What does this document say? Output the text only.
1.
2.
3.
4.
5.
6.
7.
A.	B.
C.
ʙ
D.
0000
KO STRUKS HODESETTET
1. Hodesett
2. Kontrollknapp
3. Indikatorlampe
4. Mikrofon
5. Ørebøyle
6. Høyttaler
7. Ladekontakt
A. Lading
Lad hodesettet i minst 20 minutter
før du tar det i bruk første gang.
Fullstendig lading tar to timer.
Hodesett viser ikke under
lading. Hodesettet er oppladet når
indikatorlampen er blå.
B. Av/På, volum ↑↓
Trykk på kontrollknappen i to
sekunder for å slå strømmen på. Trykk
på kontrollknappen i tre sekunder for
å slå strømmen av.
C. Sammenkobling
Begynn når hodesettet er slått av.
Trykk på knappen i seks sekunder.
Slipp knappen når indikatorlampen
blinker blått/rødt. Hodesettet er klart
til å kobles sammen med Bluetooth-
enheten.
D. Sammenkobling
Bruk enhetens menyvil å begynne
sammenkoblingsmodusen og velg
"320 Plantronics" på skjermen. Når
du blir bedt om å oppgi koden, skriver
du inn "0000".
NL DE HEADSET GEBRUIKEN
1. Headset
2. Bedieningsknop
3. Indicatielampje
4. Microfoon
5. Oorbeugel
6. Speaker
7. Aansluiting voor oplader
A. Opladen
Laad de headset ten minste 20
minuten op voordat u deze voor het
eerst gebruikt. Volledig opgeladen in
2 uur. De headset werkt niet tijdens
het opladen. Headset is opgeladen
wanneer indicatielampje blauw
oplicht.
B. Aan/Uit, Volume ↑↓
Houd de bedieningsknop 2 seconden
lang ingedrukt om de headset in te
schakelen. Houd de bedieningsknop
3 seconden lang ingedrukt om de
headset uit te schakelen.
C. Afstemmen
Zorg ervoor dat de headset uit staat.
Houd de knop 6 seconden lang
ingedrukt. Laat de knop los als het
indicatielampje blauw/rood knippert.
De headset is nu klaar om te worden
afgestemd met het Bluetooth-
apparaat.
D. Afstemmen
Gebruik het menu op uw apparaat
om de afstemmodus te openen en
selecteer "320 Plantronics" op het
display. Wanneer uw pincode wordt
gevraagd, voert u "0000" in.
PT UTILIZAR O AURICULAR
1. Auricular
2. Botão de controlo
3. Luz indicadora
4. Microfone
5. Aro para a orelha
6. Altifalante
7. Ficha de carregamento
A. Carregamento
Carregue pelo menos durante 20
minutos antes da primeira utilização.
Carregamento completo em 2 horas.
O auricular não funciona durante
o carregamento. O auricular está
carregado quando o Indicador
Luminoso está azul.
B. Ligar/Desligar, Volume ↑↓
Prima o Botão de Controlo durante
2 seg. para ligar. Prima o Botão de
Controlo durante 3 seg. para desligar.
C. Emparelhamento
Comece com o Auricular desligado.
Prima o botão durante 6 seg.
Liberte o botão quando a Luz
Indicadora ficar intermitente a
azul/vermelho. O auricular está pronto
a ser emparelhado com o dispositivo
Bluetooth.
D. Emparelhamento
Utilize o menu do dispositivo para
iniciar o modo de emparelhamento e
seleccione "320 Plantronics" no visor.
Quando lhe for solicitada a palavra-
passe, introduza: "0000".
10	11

· · · · · · ·

Exercise requirements -
Using the listing above, retype each line exactly.

Answer to this task -
What does this document say? Output the text only.
1.
2.
3.
4.
5.
6.
7.
A.	B.
C.
ʙ
D.
0000
KO STRUKS HODESETTET
1. Hodesett
2. Kontrollknapp
3. Indikatorlampe
4. Mikrofon
5. Ørebøyle
6. Høyttaler
7. Ladekontakt
A. Lading
Lad hodesettet i minst 20 minutter
før du tar det i bruk første gang.
Fullstendig lading tar to timer.
Hodesett viser ikke under
lading. Hodesettet er oppladet når
indikatorlampen er blå.
B. Av/På, volum ↑↓
Trykk på kontrollknappen i to
sekunder for å slå strømmen på. Trykk
på kontrollknappen i tre sekunder for
å slå strømmen av.
C. Sammenkobling
Begynn når hodesettet er slått av.
Trykk på knappen i seks sekunder.
Slipp knappen når indikatorlampen
blinker blått/rødt. Hodesettet er klart
til å kobles sammen med Bluetooth-
enheten.
D. Sammenkobling
Bruk enhetens menyvil å begynne
sammenkoblingsmodusen og velg
"320 Plantronics" på skjermen. Når
du blir bedt om å oppgi koden, skriver
du inn "0000".
NL DE HEADSET GEBRUIKEN
1. Headset
2. Bedieningsknop
3. Indicatielampje
4. Microfoon
5. Oorbeugel
6. Speaker
7. Aansluiting voor oplader
A. Opladen
Laad de headset ten minste 20
minuten op voordat u deze voor het
eerst gebruikt. Volledig opgeladen in
2 uur. De headset werkt niet tijdens
het opladen. Headset is opgeladen
wanneer indicatielampje blauw
oplicht.
B. Aan/Uit, Volume ↑↓
Houd de bedieningsknop 2 seconden
lang ingedrukt om de headset in te
schakelen. Houd de bedieningsknop
3 seconden lang ingedrukt om de
headset uit te schakelen.
C. Afstemmen
Zorg ervoor dat de headset uit staat.
Houd de knop 6 seconden lang
ingedrukt. Laat de knop los als het
indicatielampje blauw/rood knippert.
De headset is nu klaar om te worden
afgestemd met het Bluetooth-
apparaat.
D. Afstemmen
Gebruik het menu op uw apparaat
om de afstemmodus te openen en
selecteer "320 Plantronics" op het
display. Wanneer uw pincode wordt
gevraagd, voert u "0000" in.
PT UTILIZAR O AURICULAR
1. Auricular
2. Botão de controlo
3. Luz indicadora
4. Microfone
5. Aro para a orelha
6. Altifalante
7. Ficha de carregamento
A. Carregamento
Carregue pelo menos durante 20
minutos antes da primeira utilização.
Carregamento completo em 2 horas.
O auricular não funciona durante
o carregamento. O auricular está
carregado quando o Indicador
Luminoso está azul.
B. Ligar/Desligar, Volume ↑↓
Prima o Botão de Controlo durante
2 seg. para ligar. Prima o Botão de
Controlo durante 3 seg. para desligar.
C. Emparelhamento
Comece com o Auricular desligado.
Prima o botão durante 6 seg.
Liberte o botão quando a Luz
Indicadora ficar intermitente a
azul/vermelho. O auricular está pronto
a ser emparelhado com o dispositivo
Bluetooth.
D. Emparelhamento
Utilize o menu do dispositivo para
iniciar o modo de emparelhamento e
seleccione "320 Plantronics" no visor.
Quando lhe for solicitada a palavra-
passe, introduza: "0000".
10	11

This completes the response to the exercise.